## WHAT YOU SHOULD DO
Repeat, exactly and completely, the entries shown underneath.

## Dataset excerpts
--------------------------------
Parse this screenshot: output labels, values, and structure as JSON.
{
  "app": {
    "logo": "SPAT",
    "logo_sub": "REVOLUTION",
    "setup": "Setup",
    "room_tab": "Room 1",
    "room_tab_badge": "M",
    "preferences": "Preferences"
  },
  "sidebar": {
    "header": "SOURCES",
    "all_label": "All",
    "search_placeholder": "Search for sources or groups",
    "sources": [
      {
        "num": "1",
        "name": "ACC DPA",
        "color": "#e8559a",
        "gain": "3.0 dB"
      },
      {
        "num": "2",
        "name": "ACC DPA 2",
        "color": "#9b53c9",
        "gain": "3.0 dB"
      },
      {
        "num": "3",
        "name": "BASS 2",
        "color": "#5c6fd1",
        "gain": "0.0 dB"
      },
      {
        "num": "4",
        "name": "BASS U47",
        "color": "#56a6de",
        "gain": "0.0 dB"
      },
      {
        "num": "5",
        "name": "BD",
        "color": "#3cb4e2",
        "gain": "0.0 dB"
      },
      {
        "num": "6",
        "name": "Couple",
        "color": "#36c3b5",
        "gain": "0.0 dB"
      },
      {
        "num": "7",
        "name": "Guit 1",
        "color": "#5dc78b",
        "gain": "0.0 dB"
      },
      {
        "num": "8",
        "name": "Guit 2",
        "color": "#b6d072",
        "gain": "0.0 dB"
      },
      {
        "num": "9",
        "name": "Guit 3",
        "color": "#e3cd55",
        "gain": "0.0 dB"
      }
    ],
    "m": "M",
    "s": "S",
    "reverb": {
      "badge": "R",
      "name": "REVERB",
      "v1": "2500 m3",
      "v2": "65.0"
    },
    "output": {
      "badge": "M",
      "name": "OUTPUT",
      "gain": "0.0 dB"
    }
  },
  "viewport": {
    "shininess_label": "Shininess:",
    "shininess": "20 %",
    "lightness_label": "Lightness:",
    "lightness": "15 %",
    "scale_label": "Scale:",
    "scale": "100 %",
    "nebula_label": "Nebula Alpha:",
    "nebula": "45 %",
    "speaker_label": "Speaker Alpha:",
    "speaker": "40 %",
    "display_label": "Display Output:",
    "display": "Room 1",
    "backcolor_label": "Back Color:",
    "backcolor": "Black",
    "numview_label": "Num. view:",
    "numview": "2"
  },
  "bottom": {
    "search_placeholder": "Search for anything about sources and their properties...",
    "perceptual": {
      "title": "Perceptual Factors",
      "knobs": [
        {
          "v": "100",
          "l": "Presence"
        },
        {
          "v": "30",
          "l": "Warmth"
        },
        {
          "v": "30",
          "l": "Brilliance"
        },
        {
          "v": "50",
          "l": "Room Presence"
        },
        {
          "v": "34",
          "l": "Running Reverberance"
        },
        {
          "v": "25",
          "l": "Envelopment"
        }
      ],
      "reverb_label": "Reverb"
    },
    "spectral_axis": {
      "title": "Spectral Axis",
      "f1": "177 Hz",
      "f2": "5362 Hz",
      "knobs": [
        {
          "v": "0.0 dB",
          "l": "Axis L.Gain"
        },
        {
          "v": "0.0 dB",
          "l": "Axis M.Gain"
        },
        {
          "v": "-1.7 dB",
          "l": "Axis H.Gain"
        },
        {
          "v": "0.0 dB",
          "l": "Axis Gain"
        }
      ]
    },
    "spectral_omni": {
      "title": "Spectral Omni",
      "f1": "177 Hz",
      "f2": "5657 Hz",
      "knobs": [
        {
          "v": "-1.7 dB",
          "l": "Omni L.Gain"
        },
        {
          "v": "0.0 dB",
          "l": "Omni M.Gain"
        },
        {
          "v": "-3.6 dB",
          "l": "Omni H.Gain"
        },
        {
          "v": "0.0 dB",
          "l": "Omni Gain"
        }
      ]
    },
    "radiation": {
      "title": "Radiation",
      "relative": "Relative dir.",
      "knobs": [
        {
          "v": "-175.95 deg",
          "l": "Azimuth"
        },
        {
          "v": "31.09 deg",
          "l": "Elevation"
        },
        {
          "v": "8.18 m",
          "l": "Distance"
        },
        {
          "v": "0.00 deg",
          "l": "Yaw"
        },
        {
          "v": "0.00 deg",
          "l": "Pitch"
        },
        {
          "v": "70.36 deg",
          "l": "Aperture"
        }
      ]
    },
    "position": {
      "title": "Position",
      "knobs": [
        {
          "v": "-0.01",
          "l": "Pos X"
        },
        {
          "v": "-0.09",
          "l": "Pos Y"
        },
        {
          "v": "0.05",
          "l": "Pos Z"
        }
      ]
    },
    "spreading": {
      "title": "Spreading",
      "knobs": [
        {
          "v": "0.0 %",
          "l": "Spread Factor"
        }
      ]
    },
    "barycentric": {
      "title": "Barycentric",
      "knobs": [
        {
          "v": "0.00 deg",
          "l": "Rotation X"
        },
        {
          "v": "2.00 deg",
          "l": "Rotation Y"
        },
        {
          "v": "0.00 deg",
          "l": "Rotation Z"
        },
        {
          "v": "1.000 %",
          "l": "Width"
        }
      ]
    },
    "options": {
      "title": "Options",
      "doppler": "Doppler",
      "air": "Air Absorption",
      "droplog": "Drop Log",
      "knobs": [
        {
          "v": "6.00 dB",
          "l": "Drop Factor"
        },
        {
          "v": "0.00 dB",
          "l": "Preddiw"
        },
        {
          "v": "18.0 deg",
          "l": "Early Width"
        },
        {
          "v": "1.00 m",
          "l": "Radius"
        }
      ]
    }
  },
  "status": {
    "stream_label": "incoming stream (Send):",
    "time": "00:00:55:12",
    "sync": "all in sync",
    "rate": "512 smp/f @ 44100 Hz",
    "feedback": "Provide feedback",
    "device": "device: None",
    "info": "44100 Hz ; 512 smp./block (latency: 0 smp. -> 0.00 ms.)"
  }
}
--------------------------------
## FULL RESPONSE
Parse this screenshot: output labels, values, and structure as JSON.
{
  "app": {
    "logo": "SPAT",
    "logo_sub": "REVOLUTION",
    "setup": "Setup",
    "room_tab": "Room 1",
    "room_tab_badge": "M",
    "preferences": "Preferences"
  },
  "sidebar": {
    "header": "SOURCES",
    "all_label": "All",
    "search_placeholder": "Search for sources or groups",
    "sources": [
      {
        "num": "1",
        "name": "ACC DPA",
        "color": "#e8559a",
        "gain": "3.0 dB"
      },
      {
        "num": "2",
        "name": "ACC DPA 2",
        "color": "#9b53c9",
        "gain": "3.0 dB"
      },
      {
        "num": "3",
        "name": "BASS 2",
        "color": "#5c6fd1",
        "gain": "0.0 dB"
      },
      {
        "num": "4",
        "name": "BASS U47",
        "color": "#56a6de",
        "gain": "0.0 dB"
      },
      {
        "num": "5",
        "name": "BD",
        "color": "#3cb4e2",
        "gain": "0.0 dB"
      },
      {
        "num": "6",
        "name": "Couple",
        "color": "#36c3b5",
        "gain": "0.0 dB"
      },
      {
        "num": "7",
        "name": "Guit 1",
        "color": "#5dc78b",
        "gain": "0.0 dB"
      },
      {
        "num": "8",
        "name": "Guit 2",
        "color": "#b6d072",
        "gain": "0.0 dB"
      },
      {
        "num": "9",
        "name": "Guit 3",
        "color": "#e3cd55",
        "gain": "0.0 dB"
      }
    ],
    "m": "M",
    "s": "S",
    "reverb": {
      "badge": "R",
      "name": "REVERB",
      "v1": "2500 m3",
      "v2": "65.0"
    },
    "output": {
      "badge": "M",
      "name": "OUTPUT",
      "gain": "0.0 dB"
    }
  },
  "viewport": {
    "shininess_label": "Shininess:",
    "shininess": "20 %",
    "lightness_label": "Lightness:",
    "lightness": "15 %",
    "scale_label": "Scale:",
    "scale": "100 %",
    "nebula_label": "Nebula Alpha:",
    "nebula": "45 %",
    "speaker_label": "Speaker Alpha:",
    "speaker": "40 %",
    "display_label": "Display Output:",
    "display": "Room 1",
    "backcolor_label": "Back Color:",
    "backcolor": "Black",
    "numview_label": "Num. view:",
    "numview": "2"
  },
  "bottom": {
    "search_placeholder": "Search for anything about sources and their properties...",
    "perceptual": {
      "title": "Perceptual Factors",
      "knobs": [
        {
          "v": "100",
          "l": "Presence"
        },
        {
          "v": "30",
          "l": "Warmth"
        },
        {
          "v": "30",
          "l": "Brilliance"
        },
        {
          "v": "50",
          "l": "Room Presence"
        },
        {
          "v": "34",
          "l": "Running Reverberance"
        },
        {
          "v": "25",
          "l": "Envelopment"
        }
      ],
      "reverb_label": "Reverb"
    },
    "spectral_axis": {
      "title": "Spectral Axis",
      "f1": "177 Hz",
      "f2": "5362 Hz",
      "knobs": [
        {
          "v": "0.0 dB",
          "l": "Axis L.Gain"
        },
        {
          "v": "0.0 dB",
          "l": "Axis M.Gain"
        },
        {
          "v": "-1.7 dB",
          "l": "Axis H.Gain"
        },
        {
          "v": "0.0 dB",
          "l": "Axis Gain"
        }
      ]
    },
    "spectral_omni": {
      "title": "Spectral Omni",
      "f1": "177 Hz",
      "f2": "5657 Hz",
      "knobs": [
        {
          "v": "-1.7 dB",
          "l": "Omni L.Gain"
        },
        {
          "v": "0.0 dB",
          "l": "Omni M.Gain"
        },
        {
          "v": "-3.6 dB",
          "l": "Omni H.Gain"
        },
        {
          "v": "0.0 dB",
          "l": "Omni Gain"
        }
      ]
    },
    "radiation": {
      "title": "Radiation",
      "relative": "Relative dir.",
      "knobs": [
        {
          "v": "-175.95 deg",
          "l": "Azimuth"
        },
        {
          "v": "31.09 deg",
          "l": "Elevation"
        },
        {
          "v": "8.18 m",
          "l": "Distance"
        },
        {
          "v": "0.00 deg",
          "l": "Yaw"
        },
        {
          "v": "0.00 deg",
          "l": "Pitch"
        },
        {
          "v": "70.36 deg",
          "l": "Aperture"
        }
      ]
    },
    "position": {
      "title": "Position",
      "knobs": [
        {
          "v": "-0.01",
          "l": "Pos X"
        },
        {
          "v": "-0.09",
          "l": "Pos Y"
        },
        {
          "v": "0.05",
          "l": "Pos Z"
        }
      ]
    },
    "spreading": {
      "title": "Spreading",
      "knobs": [
        {
          "v": "0.0 %",
          "l": "Spread Factor"
        }
      ]
    },
    "barycentric": {
      "title": "Barycentric",
      "knobs": [
        {
          "v": "0.00 deg",
          "l": "Rotation X"
        },
        {
          "v": "2.00 deg",
          "l": "Rotation Y"
        },
        {
          "v": "0.00 deg",
          "l": "Rotation Z"
        },
        {
          "v": "1.000 %",
          "l": "Width"
        }
      ]
    },
    "options": {
      "title": "Options",
      "doppler": "Doppler",
      "air": "Air Absorption",
      "droplog": "Drop Log",
      "knobs": [
        {
          "v": "6.00 dB",
          "l": "Drop Factor"
        },
        {
          "v": "0.00 dB",
          "l": "Preddiw"
        },
        {
          "v": "18.0 deg",
          "l": "Early Width"
        },
        {
          "v": "1.00 m",
          "l": "Radius"
        }
      ]
    }
  },
  "status": {
    "stream_label": "incoming stream (Send):",
    "time": "00:00:55:12",
    "sync": "all in sync",
    "rate": "512 smp/f @ 44100 Hz",
    "feedback": "Provide feedback",
    "device": "device: None",
    "info": "44100 Hz ; 512 smp./block (latency: 0 smp. -> 0.00 ms.)"
  }
}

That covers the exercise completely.